(Exercise requirements):
**a)** In the review of ZX-81 software, how much does Gamestape One from Fawkes Computing cost?
**b)** Rewrite the rows from the first one through the line containing "Text: count: count — [75, 299, 107, 309]", changing "Bar" to "Column" everywhere and leaving everything else the same.

Hardware World Issue 30 Contents Spectrum Software Scene

ZX-81 Software Scene



Four from Fawkes

GAMES COMPENDIUMS are usually poor value for money - if a game is not good enough to stand on its own then it is probably not worth buying as part of a tape with four or five such mediocre programs. Gamestape One from Fawkes Computing is, however, an honourable exception. Four games are provided, all for the ZX-81 16K, and although none are earth-shattering in concept or programming, they are all of a reasonable standard, and represent excellent value for money at £5.95 for the lot.

The first game, Dodge-it, is a variant of the elderly arcade game Racer in which you had to drive a car around a series of concentric tracks eating up dots and avoiding other cars.

Dodge-it replaces cars with monsters and includes four different speed levels, from easy to suicidal. The fastest rate is vile.

There is also a strawberry which appears at random and which provides bonus points if you pass over it, though the gap left by the strawberry can be used by the monster chasing you, which renders the game increasingly difficult the more bonuses you acquire.

Trojan Dragon

In Trojan Dragon you are the defender of a castle which is under attack by an evil wizard. The wizard sends his men in two directions - some try to get into the castle through the drawbridge, others climb the back of a presumably wooden dragon to storm the battlements.

While all that is going on, your own reinforcements are trying to enter, and you must open and lower the draw-bridge to let them pass while making the bad guys fall in the moat. At the same time you must keep an eye on the battlements and fire arrows at the invaders.

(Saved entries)
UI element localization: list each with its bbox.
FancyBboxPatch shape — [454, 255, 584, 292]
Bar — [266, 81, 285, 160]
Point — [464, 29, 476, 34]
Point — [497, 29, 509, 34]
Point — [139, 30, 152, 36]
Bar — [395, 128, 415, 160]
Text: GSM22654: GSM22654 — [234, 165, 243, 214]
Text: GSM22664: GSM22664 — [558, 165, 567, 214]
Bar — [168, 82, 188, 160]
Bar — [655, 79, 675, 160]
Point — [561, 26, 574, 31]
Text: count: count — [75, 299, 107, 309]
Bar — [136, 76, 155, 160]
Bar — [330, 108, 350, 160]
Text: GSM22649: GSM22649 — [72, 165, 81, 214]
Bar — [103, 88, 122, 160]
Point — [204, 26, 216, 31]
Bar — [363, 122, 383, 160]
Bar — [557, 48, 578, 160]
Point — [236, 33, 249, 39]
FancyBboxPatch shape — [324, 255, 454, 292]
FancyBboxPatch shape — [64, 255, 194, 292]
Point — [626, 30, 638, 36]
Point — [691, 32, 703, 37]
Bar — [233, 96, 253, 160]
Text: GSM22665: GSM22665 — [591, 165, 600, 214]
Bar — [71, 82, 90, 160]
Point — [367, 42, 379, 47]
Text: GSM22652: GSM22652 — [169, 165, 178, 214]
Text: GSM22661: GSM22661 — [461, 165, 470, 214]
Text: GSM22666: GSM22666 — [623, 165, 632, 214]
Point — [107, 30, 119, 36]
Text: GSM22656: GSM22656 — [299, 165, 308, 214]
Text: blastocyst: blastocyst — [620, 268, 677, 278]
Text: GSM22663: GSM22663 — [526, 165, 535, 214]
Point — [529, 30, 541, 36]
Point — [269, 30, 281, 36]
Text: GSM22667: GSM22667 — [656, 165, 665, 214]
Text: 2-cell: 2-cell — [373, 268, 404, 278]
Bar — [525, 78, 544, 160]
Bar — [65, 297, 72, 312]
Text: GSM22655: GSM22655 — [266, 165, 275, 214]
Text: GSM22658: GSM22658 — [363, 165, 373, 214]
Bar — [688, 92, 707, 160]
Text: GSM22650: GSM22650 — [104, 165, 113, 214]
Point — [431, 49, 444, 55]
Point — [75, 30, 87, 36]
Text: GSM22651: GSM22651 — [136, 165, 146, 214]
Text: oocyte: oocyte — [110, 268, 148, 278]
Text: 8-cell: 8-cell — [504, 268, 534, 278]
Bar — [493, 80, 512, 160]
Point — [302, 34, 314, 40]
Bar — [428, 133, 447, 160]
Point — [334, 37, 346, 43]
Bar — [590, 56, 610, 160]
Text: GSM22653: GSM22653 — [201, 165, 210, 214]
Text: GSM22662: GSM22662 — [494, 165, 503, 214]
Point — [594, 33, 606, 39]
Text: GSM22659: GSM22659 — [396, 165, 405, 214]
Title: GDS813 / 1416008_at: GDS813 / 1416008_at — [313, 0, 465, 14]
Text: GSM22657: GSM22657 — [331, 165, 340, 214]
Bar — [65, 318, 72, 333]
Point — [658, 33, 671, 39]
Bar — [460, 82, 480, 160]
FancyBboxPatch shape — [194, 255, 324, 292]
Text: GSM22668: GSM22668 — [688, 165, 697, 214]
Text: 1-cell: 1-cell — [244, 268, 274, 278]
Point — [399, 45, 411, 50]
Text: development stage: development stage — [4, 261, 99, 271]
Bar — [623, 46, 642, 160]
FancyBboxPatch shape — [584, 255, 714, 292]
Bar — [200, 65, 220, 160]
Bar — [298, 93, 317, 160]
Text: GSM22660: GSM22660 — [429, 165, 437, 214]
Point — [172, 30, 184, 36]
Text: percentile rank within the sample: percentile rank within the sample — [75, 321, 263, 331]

(Task answers):
**a)** It costs £5.95 for all four games.

**b)**
UI element localization: list each with its bbox.
FancyBboxPatch shape — [454, 255, 584, 292]
Column — [266, 81, 285, 160]
Point — [464, 29, 476, 34]
Point — [497, 29, 509, 34]
Point — [139, 30, 152, 36]
Column — [395, 128, 415, 160]
Text: GSM22654: GSM22654 — [234, 165, 243, 214]
Text: GSM22664: GSM22664 — [558, 165, 567, 214]
Column — [168, 82, 188, 160]
Column — [655, 79, 675, 160]
Point — [561, 26, 574, 31]
Text: count: count — [75, 299, 107, 309]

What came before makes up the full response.